- [Work to do]: Copy the data that follows exactly. Include no pictures.

***** Excerpted records

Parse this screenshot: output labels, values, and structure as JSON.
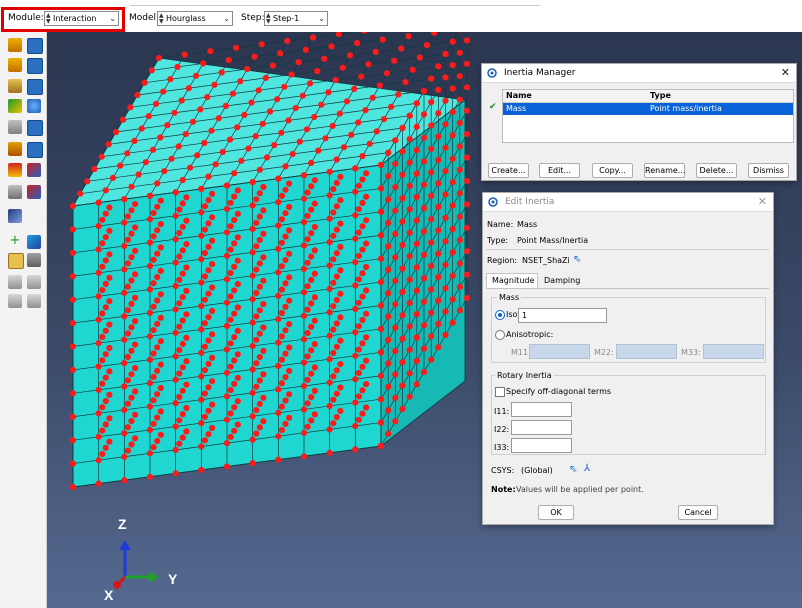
{
  "context_bar": {
    "module_label": "Module:",
    "module_value": "Interaction",
    "model_label": "Model:",
    "model_value": "Hourglass",
    "step_label": "Step:",
    "step_value": "Step-1"
  },
  "triad": {
    "z": "Z",
    "y": "Y",
    "x": "X"
  },
  "inertia_manager": {
    "title": "Inertia Manager",
    "col_name": "Name",
    "col_type": "Type",
    "rows": [
      {
        "check": "✔",
        "name": "Mass",
        "type": "Point mass/inertia"
      }
    ],
    "buttons": {
      "create": "Create...",
      "edit": "Edit...",
      "copy": "Copy...",
      "rename": "Rename...",
      "delete": "Delete...",
      "dismiss": "Dismiss"
    }
  },
  "edit_inertia": {
    "title": "Edit Inertia",
    "name_label": "Name:",
    "name_value": "Mass",
    "type_label": "Type:",
    "type_value": "Point Mass/Inertia",
    "region_label": "Region:",
    "region_value": "NSET_ShaZi",
    "tabs": [
      "Magnitude",
      "Damping"
    ],
    "mass_group": "Mass",
    "isotropic_label": "Isotropic:",
    "isotropic_value": "1",
    "anisotropic_label": "Anisotropic:",
    "m11_label": "M11:",
    "m22_label": "M22:",
    "m33_label": "M33:",
    "rotary_group": "Rotary Inertia",
    "offdiag_label": "Specify off-diagonal terms",
    "i11_label": "I11:",
    "i22_label": "I22:",
    "i33_label": "I33:",
    "csys_label": "CSYS:",
    "csys_value": "(Global)",
    "note_label": "Note:",
    "note_text": "Values will be applied per point.",
    "ok": "OK",
    "cancel": "Cancel"
  },
  "colors": {
    "viewport_top": "#2b3650",
    "mesh_face": "#1fd6d0",
    "node": "#ff1a1a",
    "selection": "#0a63d6",
    "highlight": "#e00000"
  }
}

**********

- [Reply to the exercise]:
Parse this screenshot: output labels, values, and structure as JSON.
{
  "context_bar": {
    "module_label": "Module:",
    "module_value": "Interaction",
    "model_label": "Model:",
    "model_value": "Hourglass",
    "step_label": "Step:",
    "step_value": "Step-1"
  },
  "triad": {
    "z": "Z",
    "y": "Y",
    "x": "X"
  },
  "inertia_manager": {
    "title": "Inertia Manager",
    "col_name": "Name",
    "col_type": "Type",
    "rows": [
      {
        "check": "✔",
        "name": "Mass",
        "type": "Point mass/inertia"
      }
    ],
    "buttons": {
      "create": "Create...",
      "edit": "Edit...",
      "copy": "Copy...",
      "rename": "Rename...",
      "delete": "Delete...",
      "dismiss": "Dismiss"
    }
  },
  "edit_inertia": {
    "title": "Edit Inertia",
    "name_label": "Name:",
    "name_value": "Mass",
    "type_label": "Type:",
    "type_value": "Point Mass/Inertia",
    "region_label": "Region:",
    "region_value": "NSET_ShaZi",
    "tabs": [
      "Magnitude",
      "Damping"
    ],
    "mass_group": "Mass",
    "isotropic_label": "Isotropic:",
    "isotropic_value": "1",
    "anisotropic_label": "Anisotropic:",
    "m11_label": "M11:",
    "m22_label": "M22:",
    "m33_label": "M33:",
    "rotary_group": "Rotary Inertia",
    "offdiag_label": "Specify off-diagonal terms",
    "i11_label": "I11:",
    "i22_label": "I22:",
    "i33_label": "I33:",
    "csys_label": "CSYS:",
    "csys_value": "(Global)",
    "note_label": "Note:",
    "note_text": "Values will be applied per point.",
    "ok": "OK",
    "cancel": "Cancel"
  },
  "colors": {
    "viewport_top": "#2b3650",
    "mesh_face": "#1fd6d0",
    "node": "#ff1a1a",
    "selection": "#0a63d6",
    "highlight": "#e00000"
  }
}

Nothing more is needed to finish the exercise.